_Task requirements_. Look through the data below and work out how many lines contain the string "Alir". Give the number alone.

________________________________________

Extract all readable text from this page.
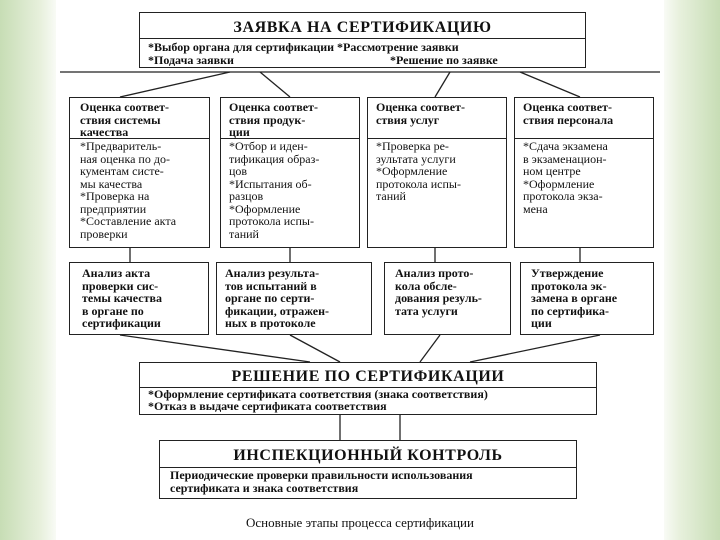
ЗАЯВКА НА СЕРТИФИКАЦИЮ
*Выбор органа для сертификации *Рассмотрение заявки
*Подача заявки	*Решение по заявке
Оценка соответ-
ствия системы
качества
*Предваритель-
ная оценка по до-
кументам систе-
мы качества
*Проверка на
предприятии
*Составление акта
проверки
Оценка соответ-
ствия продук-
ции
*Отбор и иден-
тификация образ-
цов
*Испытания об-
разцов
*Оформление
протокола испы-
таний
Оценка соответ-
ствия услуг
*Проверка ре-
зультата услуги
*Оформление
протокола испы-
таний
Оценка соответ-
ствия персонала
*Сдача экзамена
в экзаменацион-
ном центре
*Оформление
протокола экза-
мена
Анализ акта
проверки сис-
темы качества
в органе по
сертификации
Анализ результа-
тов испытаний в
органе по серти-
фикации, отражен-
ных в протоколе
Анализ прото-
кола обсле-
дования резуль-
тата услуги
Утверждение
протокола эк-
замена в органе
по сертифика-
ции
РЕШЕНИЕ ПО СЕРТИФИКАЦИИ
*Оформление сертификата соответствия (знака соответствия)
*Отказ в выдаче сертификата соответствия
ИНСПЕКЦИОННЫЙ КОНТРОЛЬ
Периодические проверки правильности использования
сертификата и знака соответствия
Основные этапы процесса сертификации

________________________________________

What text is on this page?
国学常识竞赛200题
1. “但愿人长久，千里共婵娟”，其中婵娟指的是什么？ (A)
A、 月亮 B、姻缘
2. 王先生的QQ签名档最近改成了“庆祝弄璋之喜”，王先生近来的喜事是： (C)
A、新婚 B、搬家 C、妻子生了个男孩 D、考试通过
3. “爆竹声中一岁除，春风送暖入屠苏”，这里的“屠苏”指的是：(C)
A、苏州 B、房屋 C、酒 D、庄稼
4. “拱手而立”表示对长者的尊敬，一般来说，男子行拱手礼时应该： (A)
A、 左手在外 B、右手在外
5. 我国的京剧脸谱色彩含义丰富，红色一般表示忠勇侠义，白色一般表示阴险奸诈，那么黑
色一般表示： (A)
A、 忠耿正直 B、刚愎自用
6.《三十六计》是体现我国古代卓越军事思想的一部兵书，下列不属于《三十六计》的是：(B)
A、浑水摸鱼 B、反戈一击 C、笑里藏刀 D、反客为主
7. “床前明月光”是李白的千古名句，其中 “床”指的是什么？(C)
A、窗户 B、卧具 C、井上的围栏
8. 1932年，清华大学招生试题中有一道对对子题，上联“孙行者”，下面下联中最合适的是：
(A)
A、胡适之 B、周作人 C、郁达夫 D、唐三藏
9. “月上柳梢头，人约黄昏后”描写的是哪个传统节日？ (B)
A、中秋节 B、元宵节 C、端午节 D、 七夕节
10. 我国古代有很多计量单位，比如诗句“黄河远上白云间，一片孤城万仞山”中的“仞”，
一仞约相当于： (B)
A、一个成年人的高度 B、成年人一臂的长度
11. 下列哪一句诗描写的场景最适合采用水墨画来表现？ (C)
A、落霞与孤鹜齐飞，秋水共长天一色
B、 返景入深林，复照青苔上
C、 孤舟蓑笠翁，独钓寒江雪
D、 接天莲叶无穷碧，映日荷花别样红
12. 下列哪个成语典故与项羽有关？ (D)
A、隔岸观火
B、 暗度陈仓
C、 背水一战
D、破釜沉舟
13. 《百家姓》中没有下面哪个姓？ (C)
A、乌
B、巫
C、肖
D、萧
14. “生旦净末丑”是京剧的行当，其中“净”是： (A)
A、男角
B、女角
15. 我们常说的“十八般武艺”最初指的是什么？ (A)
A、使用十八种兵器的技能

________________________________________

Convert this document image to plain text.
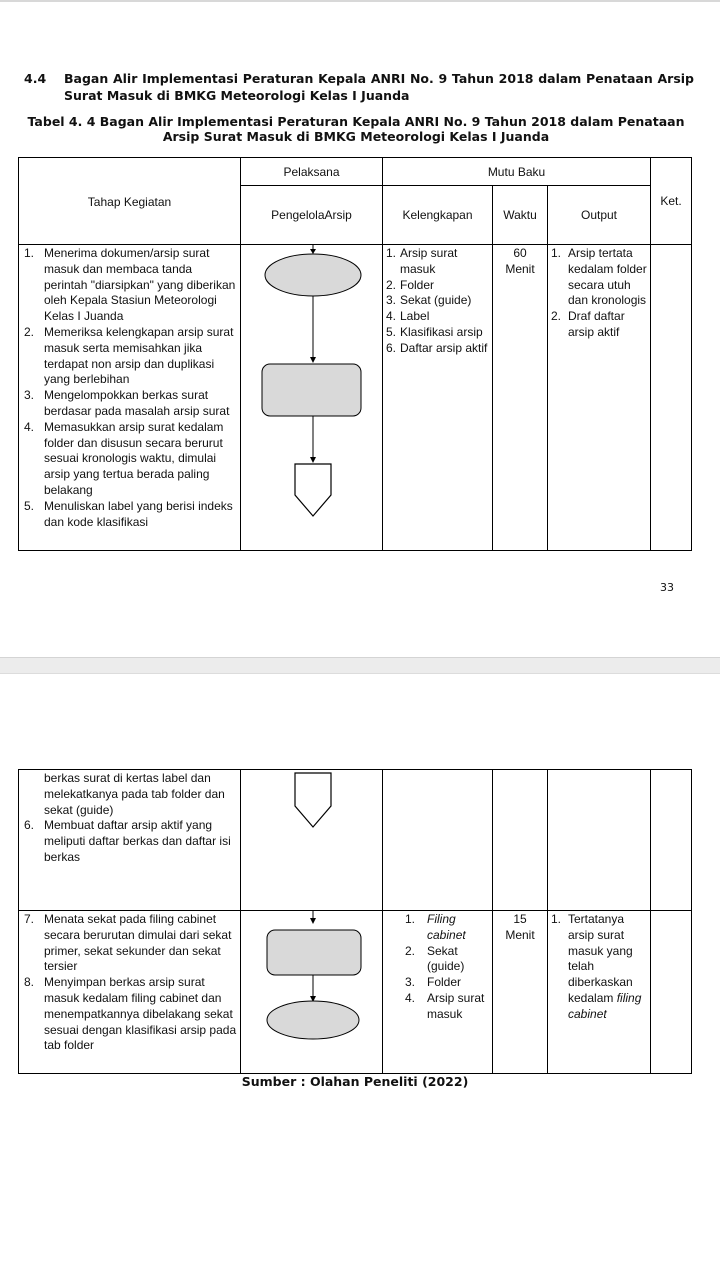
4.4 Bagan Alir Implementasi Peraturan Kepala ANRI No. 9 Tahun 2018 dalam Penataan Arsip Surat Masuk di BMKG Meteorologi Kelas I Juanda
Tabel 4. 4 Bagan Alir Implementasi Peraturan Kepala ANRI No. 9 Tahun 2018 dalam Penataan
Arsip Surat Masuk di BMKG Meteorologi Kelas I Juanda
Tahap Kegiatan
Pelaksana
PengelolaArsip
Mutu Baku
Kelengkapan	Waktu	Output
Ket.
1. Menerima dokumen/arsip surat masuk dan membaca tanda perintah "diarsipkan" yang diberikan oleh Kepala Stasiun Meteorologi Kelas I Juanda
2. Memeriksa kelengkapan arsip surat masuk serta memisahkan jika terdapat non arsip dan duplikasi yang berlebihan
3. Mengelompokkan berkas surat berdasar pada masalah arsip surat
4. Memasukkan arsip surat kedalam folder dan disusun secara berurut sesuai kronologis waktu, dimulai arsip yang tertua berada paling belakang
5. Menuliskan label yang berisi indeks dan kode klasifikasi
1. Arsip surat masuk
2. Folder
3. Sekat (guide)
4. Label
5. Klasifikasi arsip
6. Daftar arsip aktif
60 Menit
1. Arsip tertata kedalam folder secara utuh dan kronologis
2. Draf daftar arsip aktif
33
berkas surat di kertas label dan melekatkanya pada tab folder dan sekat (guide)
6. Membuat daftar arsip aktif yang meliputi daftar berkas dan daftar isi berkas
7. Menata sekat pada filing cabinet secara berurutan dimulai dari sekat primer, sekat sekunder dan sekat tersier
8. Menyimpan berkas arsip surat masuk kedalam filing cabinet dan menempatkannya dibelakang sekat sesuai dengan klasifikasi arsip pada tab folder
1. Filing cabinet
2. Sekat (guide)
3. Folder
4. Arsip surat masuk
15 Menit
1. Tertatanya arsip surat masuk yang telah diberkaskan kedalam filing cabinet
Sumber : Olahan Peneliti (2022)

________________________________________

_Result_. 2